### DATA FOR PROCESSING

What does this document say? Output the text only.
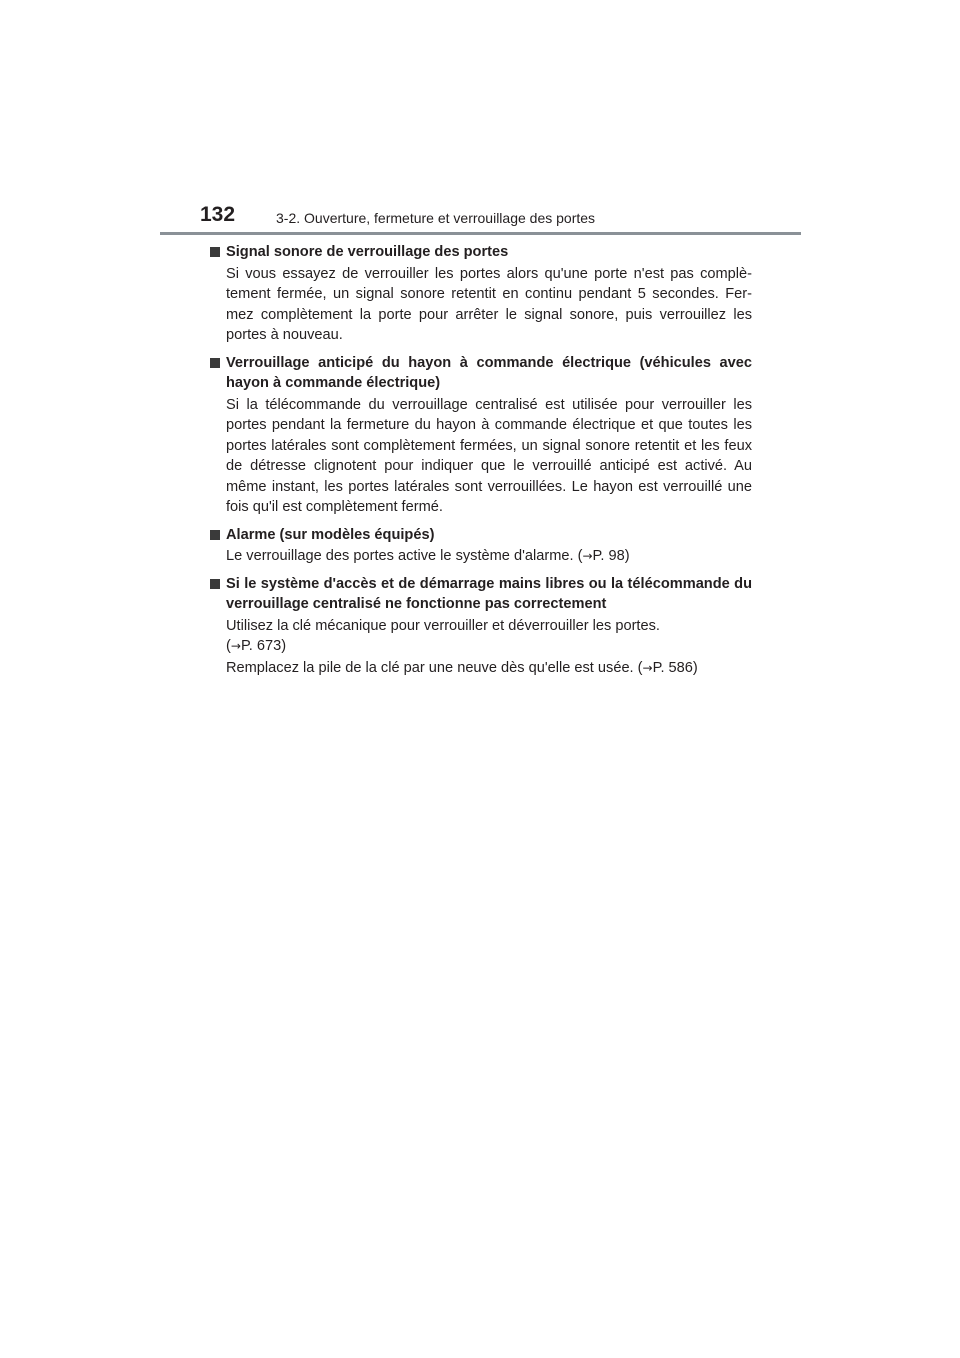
132	3-2. Ouverture, fermeture et verrouillage des portes
Signal sonore de verrouillage des portes
Si vous essayez de verrouiller les portes alors qu'une porte n'est pas complè-tement fermée, un signal sonore retentit en continu pendant 5 secondes. Fer-mez complètement la porte pour arrêter le signal sonore, puis verrouillez les portes à nouveau.
Verrouillage anticipé du hayon à commande électrique (véhicules avec hayon à commande électrique)
Si la télécommande du verrouillage centralisé est utilisée pour verrouiller les portes pendant la fermeture du hayon à commande électrique et que toutes les portes latérales sont complètement fermées, un signal sonore retentit et les feux de détresse clignotent pour indiquer que le verrouillé anticipé est activé. Au même instant, les portes latérales sont verrouillées. Le hayon est verrouillé une fois qu'il est complètement fermé.
Alarme (sur modèles équipés)
Le verrouillage des portes active le système d'alarme. (→P. 98)
Si le système d'accès et de démarrage mains libres ou la télécommande du verrouillage centralisé ne fonctionne pas correctement
Utilisez la clé mécanique pour verrouiller et déverrouiller les portes.
(→P. 673)
Remplacez la pile de la clé par une neuve dès qu'elle est usée. (→P. 586)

######

> **GIVEN REQUEST**: Every record above must be given again exactly; drop the pictures.

> **EXERCISE RESPONSE**:
What does this document say? Output the text only.
132	3-2. Ouverture, fermeture et verrouillage des portes
Signal sonore de verrouillage des portes
Si vous essayez de verrouiller les portes alors qu'une porte n'est pas complè-tement fermée, un signal sonore retentit en continu pendant 5 secondes. Fer-mez complètement la porte pour arrêter le signal sonore, puis verrouillez les portes à nouveau.
Verrouillage anticipé du hayon à commande électrique (véhicules avec hayon à commande électrique)
Si la télécommande du verrouillage centralisé est utilisée pour verrouiller les portes pendant la fermeture du hayon à commande électrique et que toutes les portes latérales sont complètement fermées, un signal sonore retentit et les feux de détresse clignotent pour indiquer que le verrouillé anticipé est activé. Au même instant, les portes latérales sont verrouillées. Le hayon est verrouillé une fois qu'il est complètement fermé.
Alarme (sur modèles équipés)
Le verrouillage des portes active le système d'alarme. (→P. 98)
Si le système d'accès et de démarrage mains libres ou la télécommande du verrouillage centralisé ne fonctionne pas correctement
Utilisez la clé mécanique pour verrouiller et déverrouiller les portes.
(→P. 673)
Remplacez la pile de la clé par une neuve dès qu'elle est usée. (→P. 586)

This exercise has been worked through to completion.